**Exercise directions:** Wherever the string "text" appears in the listing, copy that line.

[Dataset items]
————————
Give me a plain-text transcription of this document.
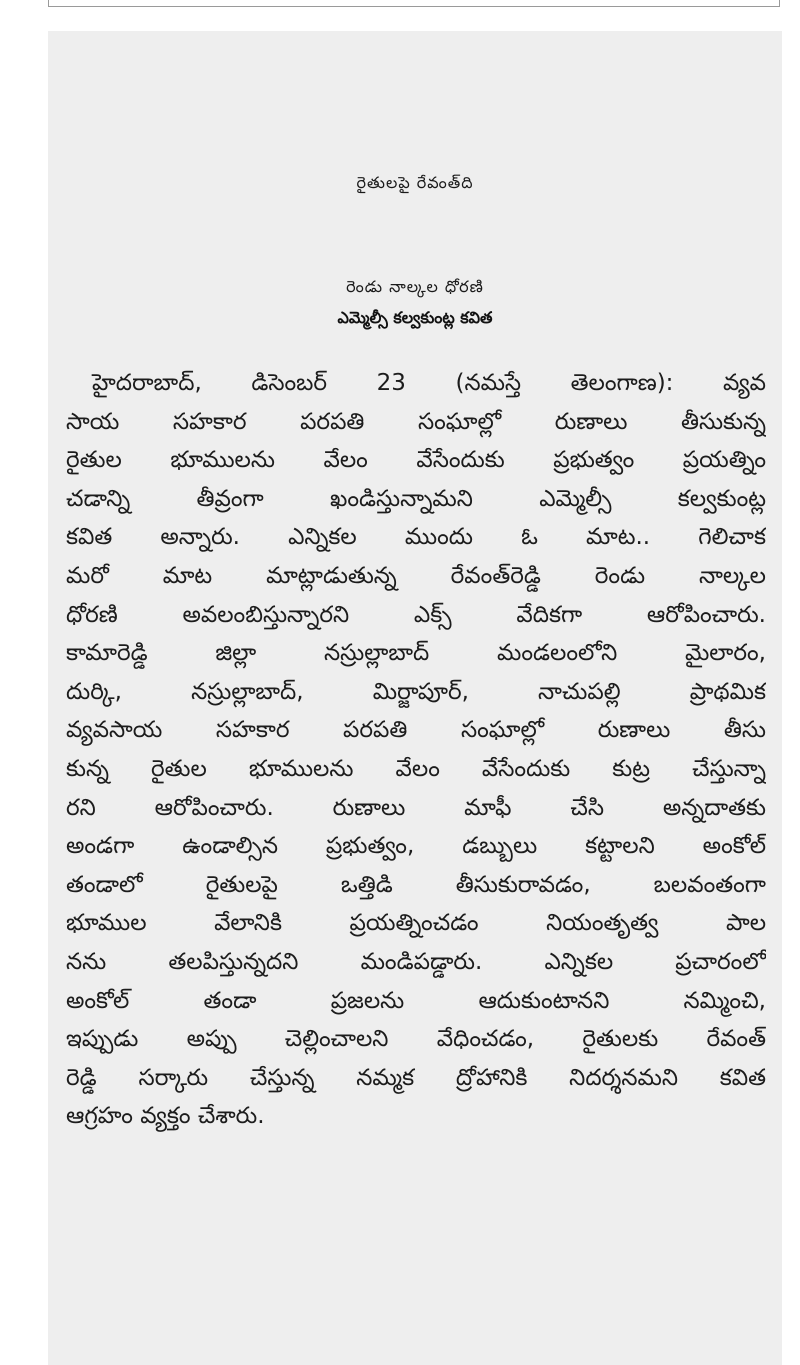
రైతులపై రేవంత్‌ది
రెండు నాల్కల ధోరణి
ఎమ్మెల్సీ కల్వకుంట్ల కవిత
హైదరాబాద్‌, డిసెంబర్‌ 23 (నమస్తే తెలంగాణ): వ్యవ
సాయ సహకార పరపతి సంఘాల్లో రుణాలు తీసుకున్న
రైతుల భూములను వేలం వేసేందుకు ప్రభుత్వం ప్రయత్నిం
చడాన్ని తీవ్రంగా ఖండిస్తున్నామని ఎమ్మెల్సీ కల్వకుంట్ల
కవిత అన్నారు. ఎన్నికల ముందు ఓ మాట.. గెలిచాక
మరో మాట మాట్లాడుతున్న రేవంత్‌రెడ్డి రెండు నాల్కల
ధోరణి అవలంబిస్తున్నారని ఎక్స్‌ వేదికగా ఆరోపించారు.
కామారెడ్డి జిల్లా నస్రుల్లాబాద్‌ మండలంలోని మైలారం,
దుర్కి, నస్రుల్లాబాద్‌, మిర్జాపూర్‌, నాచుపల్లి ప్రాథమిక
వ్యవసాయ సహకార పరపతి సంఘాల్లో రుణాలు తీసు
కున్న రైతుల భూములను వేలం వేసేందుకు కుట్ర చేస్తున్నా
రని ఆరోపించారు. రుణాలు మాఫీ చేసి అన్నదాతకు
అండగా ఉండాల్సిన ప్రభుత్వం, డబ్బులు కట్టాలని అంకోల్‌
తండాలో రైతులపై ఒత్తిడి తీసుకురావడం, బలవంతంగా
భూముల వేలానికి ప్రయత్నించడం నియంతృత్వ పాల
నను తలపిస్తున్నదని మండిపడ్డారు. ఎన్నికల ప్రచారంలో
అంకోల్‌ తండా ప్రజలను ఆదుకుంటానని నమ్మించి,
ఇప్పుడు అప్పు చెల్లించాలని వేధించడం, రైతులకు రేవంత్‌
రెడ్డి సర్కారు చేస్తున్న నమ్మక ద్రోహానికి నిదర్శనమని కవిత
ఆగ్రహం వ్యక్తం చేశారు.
————————
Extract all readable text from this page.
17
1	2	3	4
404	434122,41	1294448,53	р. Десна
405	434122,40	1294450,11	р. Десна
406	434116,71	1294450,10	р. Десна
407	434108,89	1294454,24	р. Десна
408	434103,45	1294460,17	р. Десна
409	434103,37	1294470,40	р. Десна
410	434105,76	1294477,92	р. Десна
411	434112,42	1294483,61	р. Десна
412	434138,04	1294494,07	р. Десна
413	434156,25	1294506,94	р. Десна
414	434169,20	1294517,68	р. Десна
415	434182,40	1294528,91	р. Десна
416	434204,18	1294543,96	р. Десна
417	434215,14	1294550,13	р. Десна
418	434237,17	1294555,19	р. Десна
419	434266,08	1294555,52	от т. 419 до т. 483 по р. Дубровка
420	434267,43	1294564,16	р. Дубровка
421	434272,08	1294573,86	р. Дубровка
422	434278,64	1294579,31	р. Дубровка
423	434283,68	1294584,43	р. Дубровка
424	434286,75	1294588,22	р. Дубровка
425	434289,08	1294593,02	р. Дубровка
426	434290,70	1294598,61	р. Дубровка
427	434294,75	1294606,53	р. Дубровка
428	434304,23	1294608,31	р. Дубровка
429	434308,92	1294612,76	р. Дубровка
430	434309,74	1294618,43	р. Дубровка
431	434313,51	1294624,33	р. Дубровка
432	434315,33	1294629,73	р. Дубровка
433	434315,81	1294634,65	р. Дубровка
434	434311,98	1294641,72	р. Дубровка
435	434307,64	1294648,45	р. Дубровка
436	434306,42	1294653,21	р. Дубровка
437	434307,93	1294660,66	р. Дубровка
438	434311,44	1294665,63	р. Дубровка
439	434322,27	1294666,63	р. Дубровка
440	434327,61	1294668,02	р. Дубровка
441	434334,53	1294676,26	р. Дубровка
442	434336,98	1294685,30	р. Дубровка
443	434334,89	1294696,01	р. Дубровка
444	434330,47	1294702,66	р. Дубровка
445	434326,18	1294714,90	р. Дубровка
————————
**Solution to the problem:**
Give me a plain-text transcription of this document.
Extract all readable text from this page.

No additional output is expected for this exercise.